▸ **What you are asked to do**:
Images are not part of the copy; transcribe all the data exactly.

[start]

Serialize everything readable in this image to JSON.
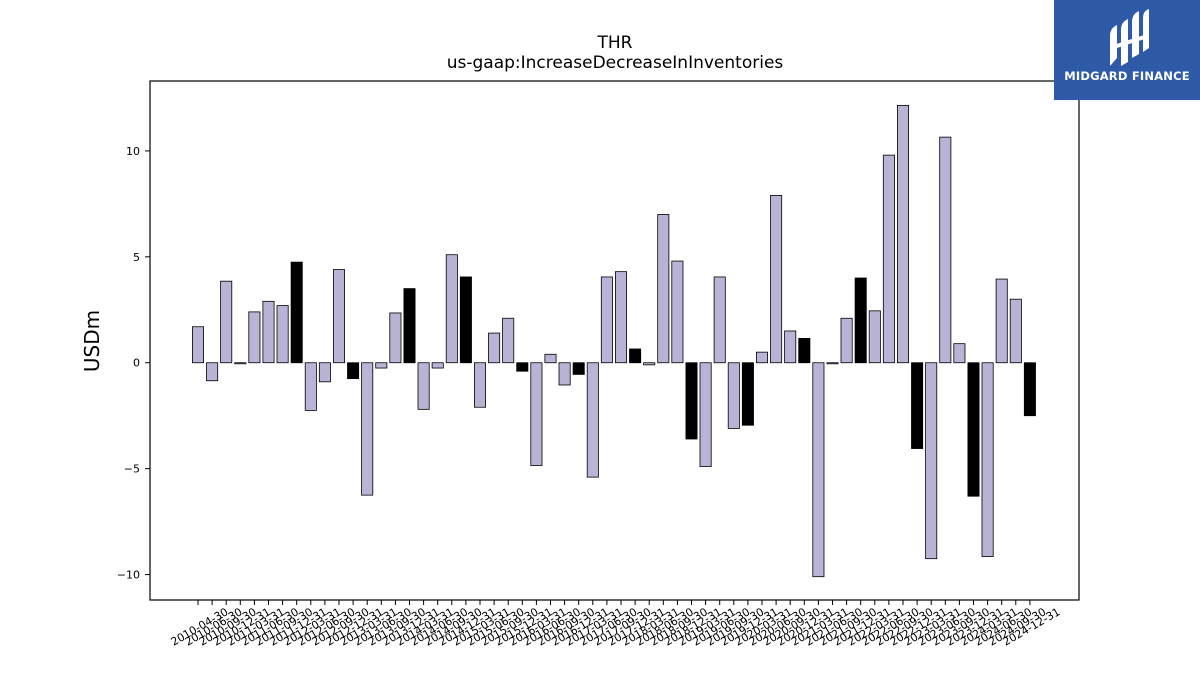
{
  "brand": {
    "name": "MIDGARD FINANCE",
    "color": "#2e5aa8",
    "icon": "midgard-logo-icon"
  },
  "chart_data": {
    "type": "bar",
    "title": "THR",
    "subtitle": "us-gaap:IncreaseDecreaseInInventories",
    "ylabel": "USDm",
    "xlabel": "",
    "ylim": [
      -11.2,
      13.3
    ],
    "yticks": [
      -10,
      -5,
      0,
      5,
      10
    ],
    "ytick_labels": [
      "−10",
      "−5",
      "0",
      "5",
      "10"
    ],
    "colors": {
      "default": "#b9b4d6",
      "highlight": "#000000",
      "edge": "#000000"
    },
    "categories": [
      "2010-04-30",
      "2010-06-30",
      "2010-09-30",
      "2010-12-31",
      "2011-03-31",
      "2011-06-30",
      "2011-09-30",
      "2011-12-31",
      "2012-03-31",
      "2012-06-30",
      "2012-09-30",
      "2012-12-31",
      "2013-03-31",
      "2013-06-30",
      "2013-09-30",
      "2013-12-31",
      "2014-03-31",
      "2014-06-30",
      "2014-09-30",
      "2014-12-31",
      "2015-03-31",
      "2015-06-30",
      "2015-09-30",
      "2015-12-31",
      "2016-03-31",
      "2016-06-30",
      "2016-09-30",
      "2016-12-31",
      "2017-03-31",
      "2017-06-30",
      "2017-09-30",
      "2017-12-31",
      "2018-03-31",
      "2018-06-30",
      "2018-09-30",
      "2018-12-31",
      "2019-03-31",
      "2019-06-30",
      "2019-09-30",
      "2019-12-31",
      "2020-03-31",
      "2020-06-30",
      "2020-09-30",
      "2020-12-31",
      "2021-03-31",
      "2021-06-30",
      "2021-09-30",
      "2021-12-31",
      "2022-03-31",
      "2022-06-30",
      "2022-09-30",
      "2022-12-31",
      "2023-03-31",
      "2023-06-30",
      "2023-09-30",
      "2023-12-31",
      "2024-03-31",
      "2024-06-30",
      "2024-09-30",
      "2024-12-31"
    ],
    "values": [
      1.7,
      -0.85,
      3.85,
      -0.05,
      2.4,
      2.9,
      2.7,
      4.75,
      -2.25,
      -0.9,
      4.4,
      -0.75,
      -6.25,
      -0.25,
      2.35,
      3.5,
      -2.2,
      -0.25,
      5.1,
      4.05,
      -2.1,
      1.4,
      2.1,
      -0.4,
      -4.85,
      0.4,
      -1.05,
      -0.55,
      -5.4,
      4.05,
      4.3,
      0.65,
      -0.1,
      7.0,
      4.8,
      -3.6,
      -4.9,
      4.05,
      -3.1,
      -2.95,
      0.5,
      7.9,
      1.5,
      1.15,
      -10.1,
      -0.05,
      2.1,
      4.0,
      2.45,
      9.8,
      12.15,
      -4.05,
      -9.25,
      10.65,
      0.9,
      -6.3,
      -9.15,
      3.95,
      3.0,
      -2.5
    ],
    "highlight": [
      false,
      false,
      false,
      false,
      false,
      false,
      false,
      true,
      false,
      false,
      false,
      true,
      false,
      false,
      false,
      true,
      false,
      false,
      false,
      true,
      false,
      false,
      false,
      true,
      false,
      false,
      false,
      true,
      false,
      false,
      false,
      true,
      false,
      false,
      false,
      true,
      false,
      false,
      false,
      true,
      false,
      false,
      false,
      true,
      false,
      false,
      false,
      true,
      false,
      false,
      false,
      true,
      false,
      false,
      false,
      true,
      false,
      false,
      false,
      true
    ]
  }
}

[end]

▸ **Task output**:
Serialize everything readable in this image to JSON.
{
  "brand": {
    "name": "MIDGARD FINANCE",
    "color": "#2e5aa8",
    "icon": "midgard-logo-icon"
  },
  "chart_data": {
    "type": "bar",
    "title": "THR",
    "subtitle": "us-gaap:IncreaseDecreaseInInventories",
    "ylabel": "USDm",
    "xlabel": "",
    "ylim": [
      -11.2,
      13.3
    ],
    "yticks": [
      -10,
      -5,
      0,
      5,
      10
    ],
    "ytick_labels": [
      "−10",
      "−5",
      "0",
      "5",
      "10"
    ],
    "colors": {
      "default": "#b9b4d6",
      "highlight": "#000000",
      "edge": "#000000"
    },
    "categories": [
      "2010-04-30",
      "2010-06-30",
      "2010-09-30",
      "2010-12-31",
      "2011-03-31",
      "2011-06-30",
      "2011-09-30",
      "2011-12-31",
      "2012-03-31",
      "2012-06-30",
      "2012-09-30",
      "2012-12-31",
      "2013-03-31",
      "2013-06-30",
      "2013-09-30",
      "2013-12-31",
      "2014-03-31",
      "2014-06-30",
      "2014-09-30",
      "2014-12-31",
      "2015-03-31",
      "2015-06-30",
      "2015-09-30",
      "2015-12-31",
      "2016-03-31",
      "2016-06-30",
      "2016-09-30",
      "2016-12-31",
      "2017-03-31",
      "2017-06-30",
      "2017-09-30",
      "2017-12-31",
      "2018-03-31",
      "2018-06-30",
      "2018-09-30",
      "2018-12-31",
      "2019-03-31",
      "2019-06-30",
      "2019-09-30",
      "2019-12-31",
      "2020-03-31",
      "2020-06-30",
      "2020-09-30",
      "2020-12-31",
      "2021-03-31",
      "2021-06-30",
      "2021-09-30",
      "2021-12-31",
      "2022-03-31",
      "2022-06-30",
      "2022-09-30",
      "2022-12-31",
      "2023-03-31",
      "2023-06-30",
      "2023-09-30",
      "2023-12-31",
      "2024-03-31",
      "2024-06-30",
      "2024-09-30",
      "2024-12-31"
    ],
    "values": [
      1.7,
      -0.85,
      3.85,
      -0.05,
      2.4,
      2.9,
      2.7,
      4.75,
      -2.25,
      -0.9,
      4.4,
      -0.75,
      -6.25,
      -0.25,
      2.35,
      3.5,
      -2.2,
      -0.25,
      5.1,
      4.05,
      -2.1,
      1.4,
      2.1,
      -0.4,
      -4.85,
      0.4,
      -1.05,
      -0.55,
      -5.4,
      4.05,
      4.3,
      0.65,
      -0.1,
      7.0,
      4.8,
      -3.6,
      -4.9,
      4.05,
      -3.1,
      -2.95,
      0.5,
      7.9,
      1.5,
      1.15,
      -10.1,
      -0.05,
      2.1,
      4.0,
      2.45,
      9.8,
      12.15,
      -4.05,
      -9.25,
      10.65,
      0.9,
      -6.3,
      -9.15,
      3.95,
      3.0,
      -2.5
    ],
    "highlight": [
      false,
      false,
      false,
      false,
      false,
      false,
      false,
      true,
      false,
      false,
      false,
      true,
      false,
      false,
      false,
      true,
      false,
      false,
      false,
      true,
      false,
      false,
      false,
      true,
      false,
      false,
      false,
      true,
      false,
      false,
      false,
      true,
      false,
      false,
      false,
      true,
      false,
      false,
      false,
      true,
      false,
      false,
      false,
      true,
      false,
      false,
      false,
      true,
      false,
      false,
      false,
      true,
      false,
      false,
      false,
      true,
      false,
      false,
      false,
      true
    ]
  }
}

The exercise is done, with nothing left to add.